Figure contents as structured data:
* begin *

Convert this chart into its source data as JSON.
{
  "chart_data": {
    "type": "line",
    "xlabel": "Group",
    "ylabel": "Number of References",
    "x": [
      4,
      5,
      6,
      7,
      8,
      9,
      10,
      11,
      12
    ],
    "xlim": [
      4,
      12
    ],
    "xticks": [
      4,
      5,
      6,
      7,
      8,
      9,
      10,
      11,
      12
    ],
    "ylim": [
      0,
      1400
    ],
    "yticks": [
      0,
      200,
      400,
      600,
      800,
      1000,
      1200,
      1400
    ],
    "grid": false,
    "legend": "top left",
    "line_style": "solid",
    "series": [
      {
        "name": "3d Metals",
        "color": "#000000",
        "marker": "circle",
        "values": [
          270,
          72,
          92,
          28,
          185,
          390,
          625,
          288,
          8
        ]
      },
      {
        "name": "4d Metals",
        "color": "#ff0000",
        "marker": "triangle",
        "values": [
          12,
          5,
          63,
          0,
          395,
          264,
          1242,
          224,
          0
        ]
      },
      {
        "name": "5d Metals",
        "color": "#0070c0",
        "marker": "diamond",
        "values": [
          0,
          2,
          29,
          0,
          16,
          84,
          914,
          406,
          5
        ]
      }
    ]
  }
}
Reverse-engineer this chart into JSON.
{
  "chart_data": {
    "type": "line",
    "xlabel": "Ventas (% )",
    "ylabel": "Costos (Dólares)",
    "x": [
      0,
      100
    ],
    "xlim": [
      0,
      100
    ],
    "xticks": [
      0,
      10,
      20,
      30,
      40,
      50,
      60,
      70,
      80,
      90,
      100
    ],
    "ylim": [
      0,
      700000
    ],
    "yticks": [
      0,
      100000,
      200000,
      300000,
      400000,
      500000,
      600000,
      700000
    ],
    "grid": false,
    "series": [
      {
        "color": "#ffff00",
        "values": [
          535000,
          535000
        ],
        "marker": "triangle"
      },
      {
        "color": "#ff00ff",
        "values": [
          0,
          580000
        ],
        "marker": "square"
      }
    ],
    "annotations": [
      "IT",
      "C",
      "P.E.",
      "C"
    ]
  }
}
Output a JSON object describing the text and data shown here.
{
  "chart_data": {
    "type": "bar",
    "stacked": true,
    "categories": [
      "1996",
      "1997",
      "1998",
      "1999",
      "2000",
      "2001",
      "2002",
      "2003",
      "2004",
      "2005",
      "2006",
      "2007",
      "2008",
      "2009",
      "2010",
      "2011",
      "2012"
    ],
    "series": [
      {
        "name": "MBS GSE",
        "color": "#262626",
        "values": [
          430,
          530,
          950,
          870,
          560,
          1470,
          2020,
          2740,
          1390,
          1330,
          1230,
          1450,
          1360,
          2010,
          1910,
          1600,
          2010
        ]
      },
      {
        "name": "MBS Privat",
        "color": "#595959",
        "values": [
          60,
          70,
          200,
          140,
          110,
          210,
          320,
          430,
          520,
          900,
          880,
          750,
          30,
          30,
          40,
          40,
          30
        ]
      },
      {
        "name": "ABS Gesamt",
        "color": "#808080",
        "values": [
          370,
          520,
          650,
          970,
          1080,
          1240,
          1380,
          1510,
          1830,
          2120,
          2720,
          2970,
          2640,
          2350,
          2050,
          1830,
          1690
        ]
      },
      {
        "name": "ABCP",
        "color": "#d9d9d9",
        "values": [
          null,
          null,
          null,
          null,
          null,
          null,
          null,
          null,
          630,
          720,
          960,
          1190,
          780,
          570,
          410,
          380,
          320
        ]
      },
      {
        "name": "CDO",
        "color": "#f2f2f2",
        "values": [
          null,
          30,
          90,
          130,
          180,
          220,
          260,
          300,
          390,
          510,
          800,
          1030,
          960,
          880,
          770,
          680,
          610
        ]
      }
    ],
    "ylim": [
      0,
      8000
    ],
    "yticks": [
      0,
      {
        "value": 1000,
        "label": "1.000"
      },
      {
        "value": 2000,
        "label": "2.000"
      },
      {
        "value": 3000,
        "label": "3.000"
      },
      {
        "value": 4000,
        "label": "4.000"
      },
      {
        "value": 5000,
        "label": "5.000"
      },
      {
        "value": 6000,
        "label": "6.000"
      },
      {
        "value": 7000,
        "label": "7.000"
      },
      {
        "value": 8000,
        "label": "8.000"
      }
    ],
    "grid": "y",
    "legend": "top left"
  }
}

* end *

GIVEN TASK:
In the listing above, locate each line with "name" and copy it.

REPLY:
        "name": "3d Metals",
        "name": "4d Metals",
        "name": "5d Metals",
        "name": "MBS GSE",
        "name": "MBS Privat",
        "name": "ABS Gesamt",
        "name": "ABCP",
        "name": "CDO",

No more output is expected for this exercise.